━━━━━ SOURCE TEXT

Egypt’s runaway population growth: Stemming the tide

On Sunday and Monday two parliamentary committees held meetings to discuss ways to curb Egypt’s runaway population growth.

The meetings came after Prime Minister Moustafa Madbouly said last week that “the problem of population growth in Egypt has reached a critical stage, and it is time to stem the tide.”

Madbouly said the government, in collaboration with parliament, would launch a wide-ranging birth control campaign.

Meeting on Sunday, the Defence and National Security Committee said it would mobilise to support the government’s birth control and family planning plans.

“The population of Egypt is soaring and we need to contain the growth if we are to face the economic challenges that lie ahead,” said committee head Kamal Amer.

Official figures place Egypt’s population at almost 100 million, and it is growing by 2.5 million annually.

“We have discussed the subject in six meetings, and during the latest we discussed measures to defuse Egypt’s population time bomb,” said Amer.

“Media campaigns to build awareness of the consequences of Egypt’s unchecked population explosion have proved inadequate. We need strict measures to be taken to contain the phenomenon.”

“We probably need to criminalise early marriage, which is common in rural areas, and penalise the maazouns [officials authorised to oversee marriage contracts] who supervise such ceremonies.”

“Committee members also recommended a package of incentives to encourage couples to plan their families,” said Amer.

“A nationwide network of clinics should offer women different birth control options. And to encourage families to have fewer children couples who limit their family to one child should be exempted from paying school fees and the child be given free life insurance.”

“Families that refuse birth control measures should also have cash or in-kind subsidies removed.”

On 22 November Madbouly announced that the government would withhold conditional cash transfers, a subsidy offered to families in the poorest villages to encourage them to send their children to school, from families with three or more children.

Amer said MPs had recommended that the ministries of education and higher education play a greater role in implementing birth control strategies by including lessons on birth control and the benefits of smaller families in the curriculum, and stressed that the government needs to seek the help of clerics, both Muslim and Christian, to promote birth control.

Yet in a meeting held by the Social Solidarity Committee on Monday MPs were critical of the attitudes of religious leaders towards birth control.

Mohamed Abu Hamed, the committee’s deputy chairman, said clerics had shown negligible interst in the subject.

━━━━━━━━━━

COMPLETE THE FOLLOWING -
- 1) Reproduce, word for word, the section of the article on Egypt's population growth that opens with the words containing "Egypt’s runaway population growth: Stemming" and closes with "birth control campaign.".
- 2) According to the article on Egypt's population growth, why does Kamal Amer say strict measures are needed to contain the country's population growth?
The entries after the article on Egypt's population growth are not needed here.

━━━━━ SOURCE INFORMATION

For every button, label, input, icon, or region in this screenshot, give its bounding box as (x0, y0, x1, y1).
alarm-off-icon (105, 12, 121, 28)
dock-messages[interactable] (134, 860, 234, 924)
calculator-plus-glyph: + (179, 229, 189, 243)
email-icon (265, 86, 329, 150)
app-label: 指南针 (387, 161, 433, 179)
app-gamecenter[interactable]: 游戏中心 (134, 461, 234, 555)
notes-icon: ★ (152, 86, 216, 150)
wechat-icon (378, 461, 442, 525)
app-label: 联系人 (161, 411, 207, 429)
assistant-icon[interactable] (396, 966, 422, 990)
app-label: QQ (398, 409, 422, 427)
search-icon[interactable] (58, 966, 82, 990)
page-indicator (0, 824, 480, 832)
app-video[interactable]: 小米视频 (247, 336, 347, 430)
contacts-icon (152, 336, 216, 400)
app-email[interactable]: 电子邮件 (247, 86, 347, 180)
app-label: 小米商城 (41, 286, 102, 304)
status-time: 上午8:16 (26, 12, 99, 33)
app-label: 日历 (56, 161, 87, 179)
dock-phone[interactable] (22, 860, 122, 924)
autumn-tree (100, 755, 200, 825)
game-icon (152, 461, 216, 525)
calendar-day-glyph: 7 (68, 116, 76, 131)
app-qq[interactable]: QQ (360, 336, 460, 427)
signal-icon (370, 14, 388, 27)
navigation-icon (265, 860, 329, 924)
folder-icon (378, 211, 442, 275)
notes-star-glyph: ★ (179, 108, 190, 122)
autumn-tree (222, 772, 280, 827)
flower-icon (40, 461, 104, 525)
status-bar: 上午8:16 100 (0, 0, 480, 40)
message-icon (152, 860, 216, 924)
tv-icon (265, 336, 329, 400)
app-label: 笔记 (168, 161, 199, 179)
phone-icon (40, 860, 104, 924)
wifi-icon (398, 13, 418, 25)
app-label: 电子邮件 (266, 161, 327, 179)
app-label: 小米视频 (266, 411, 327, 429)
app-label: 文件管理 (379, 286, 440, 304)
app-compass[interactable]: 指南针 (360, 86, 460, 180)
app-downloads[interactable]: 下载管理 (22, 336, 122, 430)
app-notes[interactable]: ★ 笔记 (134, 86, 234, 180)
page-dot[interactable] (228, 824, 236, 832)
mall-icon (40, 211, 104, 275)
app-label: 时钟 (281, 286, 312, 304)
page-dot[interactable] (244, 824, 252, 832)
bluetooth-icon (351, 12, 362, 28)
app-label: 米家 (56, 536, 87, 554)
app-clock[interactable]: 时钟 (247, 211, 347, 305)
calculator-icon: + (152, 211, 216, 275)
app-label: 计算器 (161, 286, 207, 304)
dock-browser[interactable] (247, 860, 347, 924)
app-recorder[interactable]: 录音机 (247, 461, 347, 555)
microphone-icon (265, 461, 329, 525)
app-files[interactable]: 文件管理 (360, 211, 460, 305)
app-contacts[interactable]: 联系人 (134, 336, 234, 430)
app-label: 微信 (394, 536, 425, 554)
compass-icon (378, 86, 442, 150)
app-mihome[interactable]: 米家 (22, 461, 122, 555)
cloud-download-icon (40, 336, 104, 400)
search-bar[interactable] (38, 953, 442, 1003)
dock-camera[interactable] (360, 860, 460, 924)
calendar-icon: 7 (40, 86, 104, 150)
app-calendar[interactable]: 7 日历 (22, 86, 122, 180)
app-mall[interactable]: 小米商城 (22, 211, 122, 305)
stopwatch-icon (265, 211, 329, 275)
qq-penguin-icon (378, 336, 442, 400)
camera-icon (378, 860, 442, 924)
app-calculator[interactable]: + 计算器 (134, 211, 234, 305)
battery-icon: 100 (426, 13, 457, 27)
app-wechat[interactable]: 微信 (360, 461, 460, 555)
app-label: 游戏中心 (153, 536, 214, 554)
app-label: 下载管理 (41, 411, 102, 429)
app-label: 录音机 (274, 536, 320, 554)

━━━━━━━━━━

SOLUTIONS TO THE EXERCISE -
- 1)
Egypt’s runaway population growth: Stemming the tide

On Sunday and Monday two parliamentary committees held meetings to discuss ways to curb Egypt’s runaway population growth.

The meetings came after Prime Minister Moustafa Madbouly said last week that “the problem of population growth in Egypt has reached a critical stage, and it is time to stem the tide.”

Madbouly said the government, in collaboration with parliament, would launch a wide-ranging birth control campaign.

- 2) Amer says media campaigns to build awareness of the consequences of Egypt's unchecked population explosion have proved inadequate. Strict measures are therefore needed to contain it.